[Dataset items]

╔══

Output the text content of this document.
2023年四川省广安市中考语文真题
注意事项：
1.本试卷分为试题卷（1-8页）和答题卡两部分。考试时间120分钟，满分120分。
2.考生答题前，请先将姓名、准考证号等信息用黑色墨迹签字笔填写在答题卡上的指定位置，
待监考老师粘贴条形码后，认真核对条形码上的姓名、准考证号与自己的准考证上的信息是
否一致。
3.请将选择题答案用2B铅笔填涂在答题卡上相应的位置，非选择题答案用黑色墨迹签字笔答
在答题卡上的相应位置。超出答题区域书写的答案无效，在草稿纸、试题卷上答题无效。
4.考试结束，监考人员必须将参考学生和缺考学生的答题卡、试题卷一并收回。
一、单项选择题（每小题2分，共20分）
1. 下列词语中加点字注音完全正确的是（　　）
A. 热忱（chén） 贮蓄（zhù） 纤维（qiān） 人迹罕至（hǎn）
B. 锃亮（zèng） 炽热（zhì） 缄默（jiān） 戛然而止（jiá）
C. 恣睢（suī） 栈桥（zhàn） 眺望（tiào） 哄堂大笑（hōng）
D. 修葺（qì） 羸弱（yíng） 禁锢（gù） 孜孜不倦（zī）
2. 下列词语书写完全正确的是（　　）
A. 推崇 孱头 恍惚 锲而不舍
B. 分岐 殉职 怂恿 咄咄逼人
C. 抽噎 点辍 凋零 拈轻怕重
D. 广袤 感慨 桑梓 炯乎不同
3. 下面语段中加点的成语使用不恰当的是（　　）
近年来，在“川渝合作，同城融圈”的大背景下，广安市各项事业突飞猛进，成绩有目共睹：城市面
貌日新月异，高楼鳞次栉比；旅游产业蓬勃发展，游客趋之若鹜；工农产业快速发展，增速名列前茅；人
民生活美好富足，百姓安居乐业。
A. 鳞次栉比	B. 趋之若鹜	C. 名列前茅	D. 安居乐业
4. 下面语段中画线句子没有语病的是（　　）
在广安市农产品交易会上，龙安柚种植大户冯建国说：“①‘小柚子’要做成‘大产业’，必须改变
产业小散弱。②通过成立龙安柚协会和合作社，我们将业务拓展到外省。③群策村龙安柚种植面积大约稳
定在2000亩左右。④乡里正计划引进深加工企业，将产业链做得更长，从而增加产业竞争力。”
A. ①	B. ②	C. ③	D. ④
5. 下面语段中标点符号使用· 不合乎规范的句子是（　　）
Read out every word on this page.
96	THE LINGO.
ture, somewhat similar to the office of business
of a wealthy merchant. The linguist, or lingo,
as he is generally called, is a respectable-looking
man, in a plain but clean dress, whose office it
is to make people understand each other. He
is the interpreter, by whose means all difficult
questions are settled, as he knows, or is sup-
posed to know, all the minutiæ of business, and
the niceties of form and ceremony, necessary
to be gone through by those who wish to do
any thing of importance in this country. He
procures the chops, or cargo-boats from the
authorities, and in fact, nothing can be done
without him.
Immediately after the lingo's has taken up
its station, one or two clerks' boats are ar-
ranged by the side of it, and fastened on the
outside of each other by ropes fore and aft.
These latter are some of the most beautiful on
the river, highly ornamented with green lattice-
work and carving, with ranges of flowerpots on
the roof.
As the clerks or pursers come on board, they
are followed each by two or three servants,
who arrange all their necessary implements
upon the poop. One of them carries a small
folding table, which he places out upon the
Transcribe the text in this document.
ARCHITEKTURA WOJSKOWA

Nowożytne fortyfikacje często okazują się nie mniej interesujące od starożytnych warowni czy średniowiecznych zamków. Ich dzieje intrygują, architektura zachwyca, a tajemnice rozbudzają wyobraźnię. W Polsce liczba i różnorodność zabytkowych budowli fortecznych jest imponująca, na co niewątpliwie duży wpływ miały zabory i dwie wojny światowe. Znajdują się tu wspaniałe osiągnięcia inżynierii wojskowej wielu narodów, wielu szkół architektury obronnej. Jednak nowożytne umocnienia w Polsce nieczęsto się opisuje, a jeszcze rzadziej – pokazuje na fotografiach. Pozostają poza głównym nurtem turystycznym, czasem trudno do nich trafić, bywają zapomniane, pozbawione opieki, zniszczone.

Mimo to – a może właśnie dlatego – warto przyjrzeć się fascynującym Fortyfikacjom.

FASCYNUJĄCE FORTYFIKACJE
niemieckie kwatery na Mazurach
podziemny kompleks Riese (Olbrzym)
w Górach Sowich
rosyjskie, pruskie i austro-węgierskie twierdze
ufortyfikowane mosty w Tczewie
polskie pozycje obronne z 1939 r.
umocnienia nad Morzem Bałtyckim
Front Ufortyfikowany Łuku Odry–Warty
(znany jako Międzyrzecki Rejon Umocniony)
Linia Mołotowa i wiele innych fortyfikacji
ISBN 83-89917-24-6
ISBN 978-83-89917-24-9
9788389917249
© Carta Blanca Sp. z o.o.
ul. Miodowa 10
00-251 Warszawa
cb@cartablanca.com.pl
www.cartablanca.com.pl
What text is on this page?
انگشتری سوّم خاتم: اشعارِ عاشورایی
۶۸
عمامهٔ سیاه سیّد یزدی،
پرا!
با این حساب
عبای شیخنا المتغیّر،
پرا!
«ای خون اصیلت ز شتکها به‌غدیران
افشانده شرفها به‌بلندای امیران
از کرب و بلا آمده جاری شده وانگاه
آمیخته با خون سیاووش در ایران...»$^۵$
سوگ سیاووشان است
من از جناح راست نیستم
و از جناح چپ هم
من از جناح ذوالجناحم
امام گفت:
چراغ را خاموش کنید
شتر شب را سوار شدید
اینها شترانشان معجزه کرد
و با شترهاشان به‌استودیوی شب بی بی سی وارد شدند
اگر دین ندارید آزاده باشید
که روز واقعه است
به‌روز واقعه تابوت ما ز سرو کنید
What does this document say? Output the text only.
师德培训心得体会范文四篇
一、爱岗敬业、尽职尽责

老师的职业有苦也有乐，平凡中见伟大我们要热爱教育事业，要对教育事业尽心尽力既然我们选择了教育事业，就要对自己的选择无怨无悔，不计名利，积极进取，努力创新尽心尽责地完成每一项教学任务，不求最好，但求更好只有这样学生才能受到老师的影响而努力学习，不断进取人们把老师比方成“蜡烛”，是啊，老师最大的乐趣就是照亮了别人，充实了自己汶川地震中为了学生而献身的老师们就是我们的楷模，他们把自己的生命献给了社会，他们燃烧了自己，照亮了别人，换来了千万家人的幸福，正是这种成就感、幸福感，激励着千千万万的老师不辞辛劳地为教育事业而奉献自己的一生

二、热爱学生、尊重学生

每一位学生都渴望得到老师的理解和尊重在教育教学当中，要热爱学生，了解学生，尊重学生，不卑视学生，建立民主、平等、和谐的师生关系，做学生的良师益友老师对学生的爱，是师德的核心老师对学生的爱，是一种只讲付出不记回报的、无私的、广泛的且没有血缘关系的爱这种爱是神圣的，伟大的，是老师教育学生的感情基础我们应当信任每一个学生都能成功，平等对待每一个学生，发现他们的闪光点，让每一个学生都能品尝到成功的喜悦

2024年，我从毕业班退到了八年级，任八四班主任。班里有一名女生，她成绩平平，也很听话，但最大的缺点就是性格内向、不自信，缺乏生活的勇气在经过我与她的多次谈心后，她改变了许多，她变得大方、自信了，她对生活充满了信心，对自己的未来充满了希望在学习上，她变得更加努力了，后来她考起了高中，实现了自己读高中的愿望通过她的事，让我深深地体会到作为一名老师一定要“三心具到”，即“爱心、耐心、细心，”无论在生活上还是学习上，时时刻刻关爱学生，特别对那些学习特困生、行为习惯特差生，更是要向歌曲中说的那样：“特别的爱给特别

╚══

EXERCISE – Write out every record, exactly as written.

OUTPUT OF THE TASK –
Output the text content of this document.
2023年四川省广安市中考语文真题
注意事项：
1.本试卷分为试题卷（1-8页）和答题卡两部分。考试时间120分钟，满分120分。
2.考生答题前，请先将姓名、准考证号等信息用黑色墨迹签字笔填写在答题卡上的指定位置，
待监考老师粘贴条形码后，认真核对条形码上的姓名、准考证号与自己的准考证上的信息是
否一致。
3.请将选择题答案用2B铅笔填涂在答题卡上相应的位置，非选择题答案用黑色墨迹签字笔答
在答题卡上的相应位置。超出答题区域书写的答案无效，在草稿纸、试题卷上答题无效。
4.考试结束，监考人员必须将参考学生和缺考学生的答题卡、试题卷一并收回。
一、单项选择题（每小题2分，共20分）
1. 下列词语中加点字注音完全正确的是（　　）
A. 热忱（chén） 贮蓄（zhù） 纤维（qiān） 人迹罕至（hǎn）
B. 锃亮（zèng） 炽热（zhì） 缄默（jiān） 戛然而止（jiá）
C. 恣睢（suī） 栈桥（zhàn） 眺望（tiào） 哄堂大笑（hōng）
D. 修葺（qì） 羸弱（yíng） 禁锢（gù） 孜孜不倦（zī）
2. 下列词语书写完全正确的是（　　）
A. 推崇 孱头 恍惚 锲而不舍
B. 分岐 殉职 怂恿 咄咄逼人
C. 抽噎 点辍 凋零 拈轻怕重
D. 广袤 感慨 桑梓 炯乎不同
3. 下面语段中加点的成语使用不恰当的是（　　）
近年来，在“川渝合作，同城融圈”的大背景下，广安市各项事业突飞猛进，成绩有目共睹：城市面
貌日新月异，高楼鳞次栉比；旅游产业蓬勃发展，游客趋之若鹜；工农产业快速发展，增速名列前茅；人
民生活美好富足，百姓安居乐业。
A. 鳞次栉比	B. 趋之若鹜	C. 名列前茅	D. 安居乐业
4. 下面语段中画线句子没有语病的是（　　）
在广安市农产品交易会上，龙安柚种植大户冯建国说：“①‘小柚子’要做成‘大产业’，必须改变
产业小散弱。②通过成立龙安柚协会和合作社，我们将业务拓展到外省。③群策村龙安柚种植面积大约稳
定在2000亩左右。④乡里正计划引进深加工企业，将产业链做得更长，从而增加产业竞争力。”
A. ①	B. ②	C. ③	D. ④
5. 下面语段中标点符号使用· 不合乎规范的句子是（　　）
Read out every word on this page.
96	THE LINGO.
ture, somewhat similar to the office of business
of a wealthy merchant. The linguist, or lingo,
as he is generally called, is a respectable-looking
man, in a plain but clean dress, whose office it
is to make people understand each other. He
is the interpreter, by whose means all difficult
questions are settled, as he knows, or is sup-
posed to know, all the minutiæ of business, and
the niceties of form and ceremony, necessary
to be gone through by those who wish to do
any thing of importance in this country. He
procures the chops, or cargo-boats from the
authorities, and in fact, nothing can be done
without him.
Immediately after the lingo's has taken up
its station, one or two clerks' boats are ar-
ranged by the side of it, and fastened on the
outside of each other by ropes fore and aft.
These latter are some of the most beautiful on
the river, highly ornamented with green lattice-
work and carving, with ranges of flowerpots on
the roof.
As the clerks or pursers come on board, they
are followed each by two or three servants,
who arrange all their necessary implements
upon the poop. One of them carries a small
folding table, which he places out upon the
Transcribe the text in this document.
ARCHITEKTURA WOJSKOWA

Nowożytne fortyfikacje często okazują się nie mniej interesujące od starożytnych warowni czy średniowiecznych zamków. Ich dzieje intrygują, architektura zachwyca, a tajemnice rozbudzają wyobraźnię. W Polsce liczba i różnorodność zabytkowych budowli fortecznych jest imponująca, na co niewątpliwie duży wpływ miały zabory i dwie wojny światowe. Znajdują się tu wspaniałe osiągnięcia inżynierii wojskowej wielu narodów, wielu szkół architektury obronnej. Jednak nowożytne umocnienia w Polsce nieczęsto się opisuje, a jeszcze rzadziej – pokazuje na fotografiach. Pozostają poza głównym nurtem turystycznym, czasem trudno do nich trafić, bywają zapomniane, pozbawione opieki, zniszczone.

Mimo to – a może właśnie dlatego – warto przyjrzeć się fascynującym Fortyfikacjom.

FASCYNUJĄCE FORTYFIKACJE
niemieckie kwatery na Mazurach
podziemny kompleks Riese (Olbrzym)
w Górach Sowich
rosyjskie, pruskie i austro-węgierskie twierdze
ufortyfikowane mosty w Tczewie
polskie pozycje obronne z 1939 r.
umocnienia nad Morzem Bałtyckim
Front Ufortyfikowany Łuku Odry–Warty
(znany jako Międzyrzecki Rejon Umocniony)
Linia Mołotowa i wiele innych fortyfikacji
ISBN 83-89917-24-6
ISBN 978-83-89917-24-9
9788389917249
© Carta Blanca Sp. z o.o.
ul. Miodowa 10
00-251 Warszawa
cb@cartablanca.com.pl
www.cartablanca.com.pl
What text is on this page?
انگشتری سوّم خاتم: اشعارِ عاشورایی
۶۸
عمامهٔ سیاه سیّد یزدی،
پرا!
با این حساب
عبای شیخنا المتغیّر،
پرا!
«ای خون اصیلت ز شتکها به‌غدیران
افشانده شرفها به‌بلندای امیران
از کرب و بلا آمده جاری شده وانگاه
آمیخته با خون سیاووش در ایران...»$^۵$
سوگ سیاووشان است
من از جناح راست نیستم
و از جناح چپ هم
من از جناح ذوالجناحم
امام گفت:
چراغ را خاموش کنید
شتر شب را سوار شدید
اینها شترانشان معجزه کرد
و با شترهاشان به‌استودیوی شب بی بی سی وارد شدند
اگر دین ندارید آزاده باشید
که روز واقعه است
به‌روز واقعه تابوت ما ز سرو کنید
What does this document say? Output the text only.
师德培训心得体会范文四篇
一、爱岗敬业、尽职尽责

老师的职业有苦也有乐，平凡中见伟大我们要热爱教育事业，要对教育事业尽心尽力既然我们选择了教育事业，就要对自己的选择无怨无悔，不计名利，积极进取，努力创新尽心尽责地完成每一项教学任务，不求最好，但求更好只有这样学生才能受到老师的影响而努力学习，不断进取人们把老师比方成“蜡烛”，是啊，老师最大的乐趣就是照亮了别人，充实了自己汶川地震中为了学生而献身的老师们就是我们的楷模，他们把自己的生命献给了社会，他们燃烧了自己，照亮了别人，换来了千万家人的幸福，正是这种成就感、幸福感，激励着千千万万的老师不辞辛劳地为教育事业而奉献自己的一生

二、热爱学生、尊重学生

每一位学生都渴望得到老师的理解和尊重在教育教学当中，要热爱学生，了解学生，尊重学生，不卑视学生，建立民主、平等、和谐的师生关系，做学生的良师益友老师对学生的爱，是师德的核心老师对学生的爱，是一种只讲付出不记回报的、无私的、广泛的且没有血缘关系的爱这种爱是神圣的，伟大的，是老师教育学生的感情基础我们应当信任每一个学生都能成功，平等对待每一个学生，发现他们的闪光点，让每一个学生都能品尝到成功的喜悦

2024年，我从毕业班退到了八年级，任八四班主任。班里有一名女生，她成绩平平，也很听话，但最大的缺点就是性格内向、不自信，缺乏生活的勇气在经过我与她的多次谈心后，她改变了许多，她变得大方、自信了，她对生活充满了信心，对自己的未来充满了希望在学习上，她变得更加努力了，后来她考起了高中，实现了自己读高中的愿望通过她的事，让我深深地体会到作为一名老师一定要“三心具到”，即“爱心、耐心、细心，”无论在生活上还是学习上，时时刻刻关爱学生，特别对那些学习特困生、行为习惯特差生，更是要向歌曲中说的那样：“特别的爱给特别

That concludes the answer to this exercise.